Brief —
Please answer these questions about the job posting below:
(a) Which orchestration tool does it name for automating ETL processes?
(b) Which tools does it give for cataloging under data governance?
(c) In which two languages does it ask for strong expertise?

***** Quoted text *****

We are seeking a highly skilled Senior Data Engineer to join our team and help build scalable data pipelines, integrate machine learning workflows, and optimize data platforms for actionable insights. This role plays a critical part in enabling data-driven solutions for sustainability initiatives and innovation.
Responsibilities:
- Design, implement, and optimize scalable data pipelines using SQL, Python, and PySpark for efficient data processing.
- Collaborate with data scientists to integrate machine learning models into production pipelines, optimizing for performance.
- Manage and enhance ETL workflows to ensure timely and accurate transformation of raw data into structured formats.
- Work with cloud platforms like AWS, Azure, Databricks, and Snowflake to manage and scale data infrastructure.
- Implement and maintain data orchestration tools like Apache AirFlow to automate ETL processes.
- Utilize Terraform to manage infrastructure as code for scalable cloud solutions.
- Work on data warehousing solutions to optimize storage and retrieval of data.
- Ensure strong data governance practices, including data quality, compliance, and cataloging using tools like Unity Catalog or Hive Metastore.
Primary Skills:
- Strong expertise in SQL and Python for data manipulation and pipeline creation.
- Proficiency in PySpark and hands-on experience with ETL processes.
- Hands-on experience with cloud platforms (AWS, Azure) and big data tools like Databricks and Snowflake.
- Experience with machine learning and AI integration into data pipelines.
- Proficiency with orchestration tools like Apache AirFlow.
- Experience using Terraform for infrastructure as code.
- Expertise in data warehousing concepts and solutions

***** Material provided *****

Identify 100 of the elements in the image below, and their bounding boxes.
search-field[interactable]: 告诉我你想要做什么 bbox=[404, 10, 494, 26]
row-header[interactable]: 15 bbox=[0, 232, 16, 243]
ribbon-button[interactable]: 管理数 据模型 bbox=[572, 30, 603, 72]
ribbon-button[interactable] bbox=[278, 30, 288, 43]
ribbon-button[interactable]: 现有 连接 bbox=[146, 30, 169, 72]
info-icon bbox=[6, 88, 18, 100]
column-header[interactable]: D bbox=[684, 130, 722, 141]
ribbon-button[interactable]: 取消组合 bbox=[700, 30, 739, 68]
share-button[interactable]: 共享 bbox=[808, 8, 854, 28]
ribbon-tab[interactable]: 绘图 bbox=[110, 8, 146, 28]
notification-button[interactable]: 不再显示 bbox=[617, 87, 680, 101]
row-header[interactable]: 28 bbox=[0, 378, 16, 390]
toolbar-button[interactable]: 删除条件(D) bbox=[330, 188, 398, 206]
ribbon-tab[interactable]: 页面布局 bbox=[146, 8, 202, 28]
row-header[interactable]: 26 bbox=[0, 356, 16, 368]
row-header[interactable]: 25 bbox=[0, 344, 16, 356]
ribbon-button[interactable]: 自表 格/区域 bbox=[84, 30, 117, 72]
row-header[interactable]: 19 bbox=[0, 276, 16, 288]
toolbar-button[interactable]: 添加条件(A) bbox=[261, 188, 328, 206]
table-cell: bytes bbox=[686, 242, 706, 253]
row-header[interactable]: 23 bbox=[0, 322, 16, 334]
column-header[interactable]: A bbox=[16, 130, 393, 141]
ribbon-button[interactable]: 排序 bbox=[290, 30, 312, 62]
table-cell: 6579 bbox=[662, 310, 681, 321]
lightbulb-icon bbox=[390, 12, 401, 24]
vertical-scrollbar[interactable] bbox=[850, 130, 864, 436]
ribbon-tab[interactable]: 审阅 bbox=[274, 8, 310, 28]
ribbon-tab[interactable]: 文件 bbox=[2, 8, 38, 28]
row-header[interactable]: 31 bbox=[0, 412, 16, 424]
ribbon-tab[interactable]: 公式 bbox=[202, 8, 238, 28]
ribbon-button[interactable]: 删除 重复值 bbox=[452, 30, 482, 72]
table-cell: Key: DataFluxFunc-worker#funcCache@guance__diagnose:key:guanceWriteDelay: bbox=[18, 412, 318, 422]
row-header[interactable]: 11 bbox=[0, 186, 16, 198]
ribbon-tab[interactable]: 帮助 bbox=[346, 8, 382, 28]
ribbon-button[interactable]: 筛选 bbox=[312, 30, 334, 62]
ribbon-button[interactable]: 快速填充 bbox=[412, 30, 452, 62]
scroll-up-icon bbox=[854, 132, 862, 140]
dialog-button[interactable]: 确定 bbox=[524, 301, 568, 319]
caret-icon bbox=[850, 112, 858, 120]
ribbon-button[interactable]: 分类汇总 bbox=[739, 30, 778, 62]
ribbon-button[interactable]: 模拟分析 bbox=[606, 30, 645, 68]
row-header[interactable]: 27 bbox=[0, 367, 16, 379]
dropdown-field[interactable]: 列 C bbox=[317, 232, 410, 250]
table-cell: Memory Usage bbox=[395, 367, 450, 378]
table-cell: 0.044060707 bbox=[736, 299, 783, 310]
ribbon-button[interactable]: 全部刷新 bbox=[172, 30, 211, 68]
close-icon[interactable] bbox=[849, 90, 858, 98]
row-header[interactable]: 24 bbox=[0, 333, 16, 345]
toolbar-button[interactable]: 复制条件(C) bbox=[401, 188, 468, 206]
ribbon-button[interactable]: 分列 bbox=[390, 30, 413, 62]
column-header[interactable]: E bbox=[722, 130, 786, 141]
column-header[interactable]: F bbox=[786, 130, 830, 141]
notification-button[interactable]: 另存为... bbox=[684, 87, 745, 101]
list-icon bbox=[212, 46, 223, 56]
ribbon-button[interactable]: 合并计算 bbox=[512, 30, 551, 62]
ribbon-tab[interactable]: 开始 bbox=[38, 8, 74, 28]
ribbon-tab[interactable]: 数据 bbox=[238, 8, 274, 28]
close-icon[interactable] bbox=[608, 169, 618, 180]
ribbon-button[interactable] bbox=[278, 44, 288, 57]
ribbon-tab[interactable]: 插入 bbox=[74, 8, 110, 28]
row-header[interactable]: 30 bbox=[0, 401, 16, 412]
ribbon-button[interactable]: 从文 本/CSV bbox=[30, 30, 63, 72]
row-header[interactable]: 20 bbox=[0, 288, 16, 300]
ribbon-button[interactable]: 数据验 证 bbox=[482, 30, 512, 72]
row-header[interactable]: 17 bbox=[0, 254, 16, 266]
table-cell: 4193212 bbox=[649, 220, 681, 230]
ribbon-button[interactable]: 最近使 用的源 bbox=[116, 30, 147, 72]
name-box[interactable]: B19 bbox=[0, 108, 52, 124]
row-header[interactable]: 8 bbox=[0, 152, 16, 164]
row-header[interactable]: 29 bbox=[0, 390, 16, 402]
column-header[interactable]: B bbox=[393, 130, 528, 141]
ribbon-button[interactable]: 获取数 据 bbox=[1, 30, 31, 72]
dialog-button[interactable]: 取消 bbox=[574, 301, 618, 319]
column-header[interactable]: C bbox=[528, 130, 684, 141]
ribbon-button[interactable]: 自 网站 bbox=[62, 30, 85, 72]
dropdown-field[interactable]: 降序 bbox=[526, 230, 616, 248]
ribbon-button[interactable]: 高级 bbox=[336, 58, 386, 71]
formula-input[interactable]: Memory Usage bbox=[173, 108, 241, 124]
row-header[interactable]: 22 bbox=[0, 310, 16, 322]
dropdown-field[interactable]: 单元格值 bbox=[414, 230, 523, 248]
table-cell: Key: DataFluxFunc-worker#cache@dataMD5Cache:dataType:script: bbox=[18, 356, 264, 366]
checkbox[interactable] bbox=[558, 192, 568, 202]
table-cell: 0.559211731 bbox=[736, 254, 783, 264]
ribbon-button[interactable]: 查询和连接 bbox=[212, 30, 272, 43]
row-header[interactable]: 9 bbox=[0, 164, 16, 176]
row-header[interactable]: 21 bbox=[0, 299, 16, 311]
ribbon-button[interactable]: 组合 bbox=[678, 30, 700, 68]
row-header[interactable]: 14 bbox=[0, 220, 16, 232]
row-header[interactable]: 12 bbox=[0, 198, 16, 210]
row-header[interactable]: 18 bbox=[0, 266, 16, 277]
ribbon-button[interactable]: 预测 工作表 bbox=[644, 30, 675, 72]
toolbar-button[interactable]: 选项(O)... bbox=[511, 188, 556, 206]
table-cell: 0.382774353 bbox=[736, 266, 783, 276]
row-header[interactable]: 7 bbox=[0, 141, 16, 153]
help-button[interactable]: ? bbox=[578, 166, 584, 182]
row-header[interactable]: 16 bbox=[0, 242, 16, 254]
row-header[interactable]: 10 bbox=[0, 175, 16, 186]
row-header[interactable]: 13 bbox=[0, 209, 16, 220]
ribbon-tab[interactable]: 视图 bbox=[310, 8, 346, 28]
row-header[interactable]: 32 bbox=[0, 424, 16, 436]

*****

Solved problem —
(a) Apache AirFlow
(b) Unity Catalog or Hive Metastore
(c) SQL and Python